* [TO DO] Copy the records that follow exactly as written, but not their pictures.

* [INPUT RECORDS]
— Begin —

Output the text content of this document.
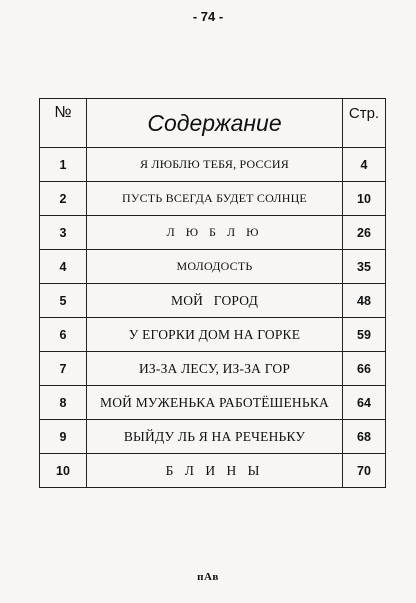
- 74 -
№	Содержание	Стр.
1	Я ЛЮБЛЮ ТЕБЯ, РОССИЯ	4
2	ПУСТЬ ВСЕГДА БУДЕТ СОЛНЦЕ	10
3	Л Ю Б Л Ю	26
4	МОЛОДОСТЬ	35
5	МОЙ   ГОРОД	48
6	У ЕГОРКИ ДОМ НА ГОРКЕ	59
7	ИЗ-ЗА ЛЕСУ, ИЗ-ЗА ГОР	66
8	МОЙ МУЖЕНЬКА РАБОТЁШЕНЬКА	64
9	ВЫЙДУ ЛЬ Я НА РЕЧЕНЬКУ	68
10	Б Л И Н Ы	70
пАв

— End —

* [FULL OUTPUT]
Output the text content of this document.
- 74 -
№	Содержание	Стр.
1	Я ЛЮБЛЮ ТЕБЯ, РОССИЯ	4
2	ПУСТЬ ВСЕГДА БУДЕТ СОЛНЦЕ	10
3	Л Ю Б Л Ю	26
4	МОЛОДОСТЬ	35
5	МОЙ   ГОРОД	48
6	У ЕГОРКИ ДОМ НА ГОРКЕ	59
7	ИЗ-ЗА ЛЕСУ, ИЗ-ЗА ГОР	66
8	МОЙ МУЖЕНЬКА РАБОТЁШЕНЬКА	64
9	ВЫЙДУ ЛЬ Я НА РЕЧЕНЬКУ	68
10	Б Л И Н Ы	70
пАв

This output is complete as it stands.